■ Work instructions: Quote the entries word for word. Omit the pictures.

::: Excerpted data :::

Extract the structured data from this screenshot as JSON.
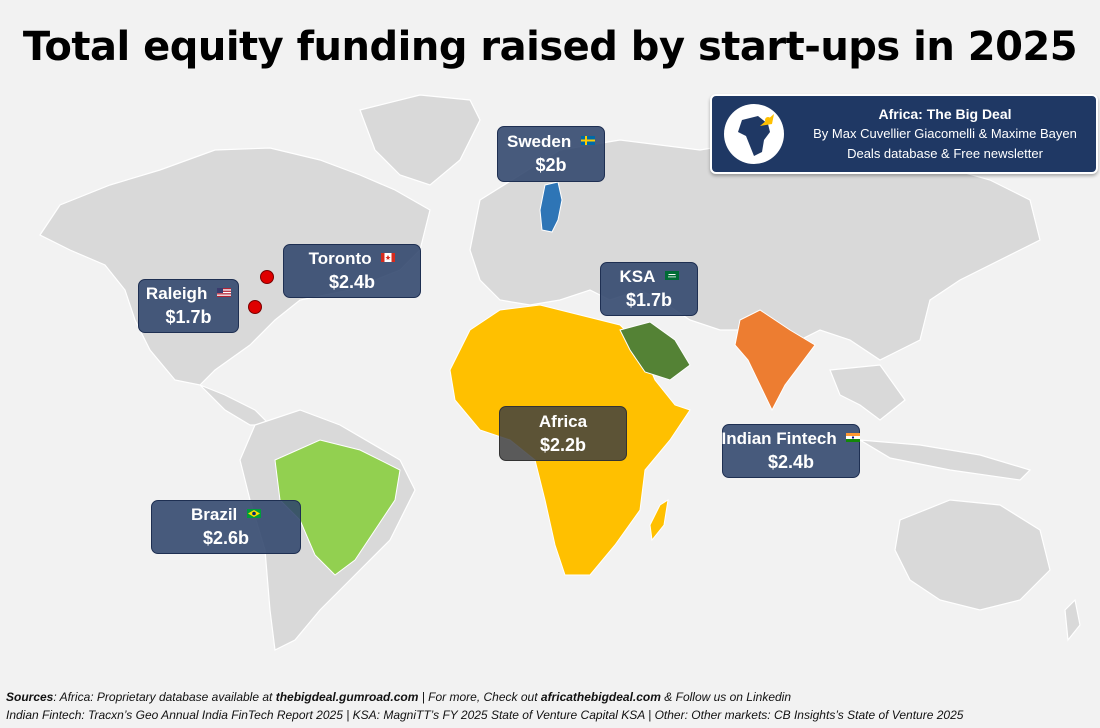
{
  "title": "Total equity funding raised by start-ups in 2025",
  "banner": {
    "name": "Africa: The Big Deal",
    "authors": "By Max Cuvellier Giacomelli & Maxime Bayen",
    "tagline": "Deals database & Free newsletter"
  },
  "markets": [
    {
      "name": "Sweden",
      "value": "$2b",
      "flag": "sweden-flag",
      "highlight": "#2e75b6"
    },
    {
      "name": "Toronto",
      "value": "$2.4b",
      "flag": "canada-flag",
      "highlight": "#e00000"
    },
    {
      "name": "Raleigh",
      "value": "$1.7b",
      "flag": "usa-flag",
      "highlight": "#e00000"
    },
    {
      "name": "KSA",
      "value": "$1.7b",
      "flag": "saudi-flag",
      "highlight": "#548235"
    },
    {
      "name": "Africa",
      "value": "$2.2b",
      "flag": "",
      "highlight": "#ffc000"
    },
    {
      "name": "Indian Fintech",
      "value": "$2.4b",
      "flag": "india-flag",
      "highlight": "#ed7d31"
    },
    {
      "name": "Brazil",
      "value": "$2.6b",
      "flag": "brazil-flag",
      "highlight": "#92d050"
    }
  ],
  "sources": {
    "label": "Sources",
    "line1_a": ": Africa: Proprietary database available at ",
    "line1_b": "thebigdeal.gumroad.com",
    "line1_c": " | For more, Check out ",
    "line1_d": "africathebigdeal.com",
    "line1_e": " & Follow us on Linkedin",
    "line2": "Indian Fintech: Tracxn’s Geo Annual India FinTech Report 2025 | KSA: MagniTT’s FY 2025 State of Venture Capital KSA | Other: Other markets: CB Insights’s State of Venture 2025"
  }
}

:::

■ Solved problem:
Extract the structured data from this screenshot as JSON.
{
  "title": "Total equity funding raised by start-ups in 2025",
  "banner": {
    "name": "Africa: The Big Deal",
    "authors": "By Max Cuvellier Giacomelli & Maxime Bayen",
    "tagline": "Deals database & Free newsletter"
  },
  "markets": [
    {
      "name": "Sweden",
      "value": "$2b",
      "flag": "sweden-flag",
      "highlight": "#2e75b6"
    },
    {
      "name": "Toronto",
      "value": "$2.4b",
      "flag": "canada-flag",
      "highlight": "#e00000"
    },
    {
      "name": "Raleigh",
      "value": "$1.7b",
      "flag": "usa-flag",
      "highlight": "#e00000"
    },
    {
      "name": "KSA",
      "value": "$1.7b",
      "flag": "saudi-flag",
      "highlight": "#548235"
    },
    {
      "name": "Africa",
      "value": "$2.2b",
      "flag": "",
      "highlight": "#ffc000"
    },
    {
      "name": "Indian Fintech",
      "value": "$2.4b",
      "flag": "india-flag",
      "highlight": "#ed7d31"
    },
    {
      "name": "Brazil",
      "value": "$2.6b",
      "flag": "brazil-flag",
      "highlight": "#92d050"
    }
  ],
  "sources": {
    "label": "Sources",
    "line1_a": ": Africa: Proprietary database available at ",
    "line1_b": "thebigdeal.gumroad.com",
    "line1_c": " | For more, Check out ",
    "line1_d": "africathebigdeal.com",
    "line1_e": " & Follow us on Linkedin",
    "line2": "Indian Fintech: Tracxn’s Geo Annual India FinTech Report 2025 | KSA: MagniTT’s FY 2025 State of Venture Capital KSA | Other: Other markets: CB Insights’s State of Venture 2025"
  }
}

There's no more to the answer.